(Stored data entries)
::::

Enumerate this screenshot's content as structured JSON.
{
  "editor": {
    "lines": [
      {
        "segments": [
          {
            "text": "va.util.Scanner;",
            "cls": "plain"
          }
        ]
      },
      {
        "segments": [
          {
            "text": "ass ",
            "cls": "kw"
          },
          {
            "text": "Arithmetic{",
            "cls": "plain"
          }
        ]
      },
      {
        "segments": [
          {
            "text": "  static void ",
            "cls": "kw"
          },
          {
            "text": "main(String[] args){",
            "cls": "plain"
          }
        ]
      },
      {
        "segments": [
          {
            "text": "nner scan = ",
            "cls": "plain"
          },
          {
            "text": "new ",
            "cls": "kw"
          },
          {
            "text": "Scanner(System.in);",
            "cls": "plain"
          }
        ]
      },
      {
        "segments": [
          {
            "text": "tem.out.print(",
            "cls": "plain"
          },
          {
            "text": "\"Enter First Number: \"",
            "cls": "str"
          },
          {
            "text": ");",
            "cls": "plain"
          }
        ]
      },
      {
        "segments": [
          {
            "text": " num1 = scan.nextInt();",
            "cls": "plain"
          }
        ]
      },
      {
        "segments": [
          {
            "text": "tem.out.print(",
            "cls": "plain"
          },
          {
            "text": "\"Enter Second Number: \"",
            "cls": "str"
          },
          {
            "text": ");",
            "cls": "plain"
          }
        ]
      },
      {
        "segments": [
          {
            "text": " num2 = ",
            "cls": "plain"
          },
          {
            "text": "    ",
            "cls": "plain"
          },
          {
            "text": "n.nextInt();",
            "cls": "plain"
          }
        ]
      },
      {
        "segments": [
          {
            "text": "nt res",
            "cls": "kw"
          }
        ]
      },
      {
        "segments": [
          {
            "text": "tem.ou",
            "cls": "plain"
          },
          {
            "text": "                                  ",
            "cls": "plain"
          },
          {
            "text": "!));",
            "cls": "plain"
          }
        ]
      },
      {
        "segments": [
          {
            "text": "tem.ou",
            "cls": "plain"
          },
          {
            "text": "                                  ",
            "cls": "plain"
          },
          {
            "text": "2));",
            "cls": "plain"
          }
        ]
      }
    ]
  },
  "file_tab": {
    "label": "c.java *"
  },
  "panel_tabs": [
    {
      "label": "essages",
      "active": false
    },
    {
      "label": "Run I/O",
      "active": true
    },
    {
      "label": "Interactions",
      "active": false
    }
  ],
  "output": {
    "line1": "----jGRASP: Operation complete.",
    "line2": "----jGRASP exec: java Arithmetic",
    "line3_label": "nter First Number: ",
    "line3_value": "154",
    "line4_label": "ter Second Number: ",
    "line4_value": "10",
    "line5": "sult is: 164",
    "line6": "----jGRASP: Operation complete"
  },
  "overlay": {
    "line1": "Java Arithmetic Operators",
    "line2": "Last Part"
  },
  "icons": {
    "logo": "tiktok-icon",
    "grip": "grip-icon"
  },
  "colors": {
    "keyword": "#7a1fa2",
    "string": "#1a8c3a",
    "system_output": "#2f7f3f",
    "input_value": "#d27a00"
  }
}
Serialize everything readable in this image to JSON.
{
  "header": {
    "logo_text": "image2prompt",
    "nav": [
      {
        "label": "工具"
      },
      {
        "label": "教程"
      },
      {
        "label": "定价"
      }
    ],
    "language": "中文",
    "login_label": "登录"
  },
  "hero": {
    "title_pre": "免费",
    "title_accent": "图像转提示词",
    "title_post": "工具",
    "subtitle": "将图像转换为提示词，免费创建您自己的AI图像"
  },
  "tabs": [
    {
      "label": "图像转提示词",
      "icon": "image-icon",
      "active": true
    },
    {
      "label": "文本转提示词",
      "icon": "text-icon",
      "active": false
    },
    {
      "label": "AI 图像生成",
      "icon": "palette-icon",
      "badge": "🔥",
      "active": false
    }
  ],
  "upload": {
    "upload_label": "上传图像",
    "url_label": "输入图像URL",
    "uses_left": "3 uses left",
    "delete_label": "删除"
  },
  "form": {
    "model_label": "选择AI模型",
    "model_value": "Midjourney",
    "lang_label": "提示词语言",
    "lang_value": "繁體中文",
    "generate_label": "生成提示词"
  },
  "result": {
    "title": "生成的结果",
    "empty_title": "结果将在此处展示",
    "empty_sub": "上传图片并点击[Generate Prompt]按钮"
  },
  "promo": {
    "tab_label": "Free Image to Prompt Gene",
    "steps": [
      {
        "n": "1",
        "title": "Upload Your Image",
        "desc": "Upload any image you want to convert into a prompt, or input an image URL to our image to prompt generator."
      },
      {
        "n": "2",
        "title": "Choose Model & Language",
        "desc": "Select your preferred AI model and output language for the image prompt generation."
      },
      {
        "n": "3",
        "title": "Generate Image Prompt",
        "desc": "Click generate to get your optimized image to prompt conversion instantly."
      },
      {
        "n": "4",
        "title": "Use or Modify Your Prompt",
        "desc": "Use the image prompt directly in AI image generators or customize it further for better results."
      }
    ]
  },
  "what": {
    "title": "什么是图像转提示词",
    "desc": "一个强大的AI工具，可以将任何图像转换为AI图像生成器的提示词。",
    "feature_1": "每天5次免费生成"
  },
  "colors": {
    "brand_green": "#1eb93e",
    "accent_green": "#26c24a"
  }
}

::::

Problem to solve
Repeat the records above exactly, leaving none out.

Solution to this exercise
Enumerate this screenshot's content as structured JSON.
{
  "editor": {
    "lines": [
      {
        "segments": [
          {
            "text": "va.util.Scanner;",
            "cls": "plain"
          }
        ]
      },
      {
        "segments": [
          {
            "text": "ass ",
            "cls": "kw"
          },
          {
            "text": "Arithmetic{",
            "cls": "plain"
          }
        ]
      },
      {
        "segments": [
          {
            "text": "  static void ",
            "cls": "kw"
          },
          {
            "text": "main(String[] args){",
            "cls": "plain"
          }
        ]
      },
      {
        "segments": [
          {
            "text": "nner scan = ",
            "cls": "plain"
          },
          {
            "text": "new ",
            "cls": "kw"
          },
          {
            "text": "Scanner(System.in);",
            "cls": "plain"
          }
        ]
      },
      {
        "segments": [
          {
            "text": "tem.out.print(",
            "cls": "plain"
          },
          {
            "text": "\"Enter First Number: \"",
            "cls": "str"
          },
          {
            "text": ");",
            "cls": "plain"
          }
        ]
      },
      {
        "segments": [
          {
            "text": " num1 = scan.nextInt();",
            "cls": "plain"
          }
        ]
      },
      {
        "segments": [
          {
            "text": "tem.out.print(",
            "cls": "plain"
          },
          {
            "text": "\"Enter Second Number: \"",
            "cls": "str"
          },
          {
            "text": ");",
            "cls": "plain"
          }
        ]
      },
      {
        "segments": [
          {
            "text": " num2 = ",
            "cls": "plain"
          },
          {
            "text": "    ",
            "cls": "plain"
          },
          {
            "text": "n.nextInt();",
            "cls": "plain"
          }
        ]
      },
      {
        "segments": [
          {
            "text": "nt res",
            "cls": "kw"
          }
        ]
      },
      {
        "segments": [
          {
            "text": "tem.ou",
            "cls": "plain"
          },
          {
            "text": "                                  ",
            "cls": "plain"
          },
          {
            "text": "!));",
            "cls": "plain"
          }
        ]
      },
      {
        "segments": [
          {
            "text": "tem.ou",
            "cls": "plain"
          },
          {
            "text": "                                  ",
            "cls": "plain"
          },
          {
            "text": "2));",
            "cls": "plain"
          }
        ]
      }
    ]
  },
  "file_tab": {
    "label": "c.java *"
  },
  "panel_tabs": [
    {
      "label": "essages",
      "active": false
    },
    {
      "label": "Run I/O",
      "active": true
    },
    {
      "label": "Interactions",
      "active": false
    }
  ],
  "output": {
    "line1": "----jGRASP: Operation complete.",
    "line2": "----jGRASP exec: java Arithmetic",
    "line3_label": "nter First Number: ",
    "line3_value": "154",
    "line4_label": "ter Second Number: ",
    "line4_value": "10",
    "line5": "sult is: 164",
    "line6": "----jGRASP: Operation complete"
  },
  "overlay": {
    "line1": "Java Arithmetic Operators",
    "line2": "Last Part"
  },
  "icons": {
    "logo": "tiktok-icon",
    "grip": "grip-icon"
  },
  "colors": {
    "keyword": "#7a1fa2",
    "string": "#1a8c3a",
    "system_output": "#2f7f3f",
    "input_value": "#d27a00"
  }
}
Serialize everything readable in this image to JSON.
{
  "header": {
    "logo_text": "image2prompt",
    "nav": [
      {
        "label": "工具"
      },
      {
        "label": "教程"
      },
      {
        "label": "定价"
      }
    ],
    "language": "中文",
    "login_label": "登录"
  },
  "hero": {
    "title_pre": "免费",
    "title_accent": "图像转提示词",
    "title_post": "工具",
    "subtitle": "将图像转换为提示词，免费创建您自己的AI图像"
  },
  "tabs": [
    {
      "label": "图像转提示词",
      "icon": "image-icon",
      "active": true
    },
    {
      "label": "文本转提示词",
      "icon": "text-icon",
      "active": false
    },
    {
      "label": "AI 图像生成",
      "icon": "palette-icon",
      "badge": "🔥",
      "active": false
    }
  ],
  "upload": {
    "upload_label": "上传图像",
    "url_label": "输入图像URL",
    "uses_left": "3 uses left",
    "delete_label": "删除"
  },
  "form": {
    "model_label": "选择AI模型",
    "model_value": "Midjourney",
    "lang_label": "提示词语言",
    "lang_value": "繁體中文",
    "generate_label": "生成提示词"
  },
  "result": {
    "title": "生成的结果",
    "empty_title": "结果将在此处展示",
    "empty_sub": "上传图片并点击[Generate Prompt]按钮"
  },
  "promo": {
    "tab_label": "Free Image to Prompt Gene",
    "steps": [
      {
        "n": "1",
        "title": "Upload Your Image",
        "desc": "Upload any image you want to convert into a prompt, or input an image URL to our image to prompt generator."
      },
      {
        "n": "2",
        "title": "Choose Model & Language",
        "desc": "Select your preferred AI model and output language for the image prompt generation."
      },
      {
        "n": "3",
        "title": "Generate Image Prompt",
        "desc": "Click generate to get your optimized image to prompt conversion instantly."
      },
      {
        "n": "4",
        "title": "Use or Modify Your Prompt",
        "desc": "Use the image prompt directly in AI image generators or customize it further for better results."
      }
    ]
  },
  "what": {
    "title": "什么是图像转提示词",
    "desc": "一个强大的AI工具，可以将任何图像转换为AI图像生成器的提示词。",
    "feature_1": "每天5次免费生成"
  },
  "colors": {
    "brand_green": "#1eb93e",
    "accent_green": "#26c24a"
  }
}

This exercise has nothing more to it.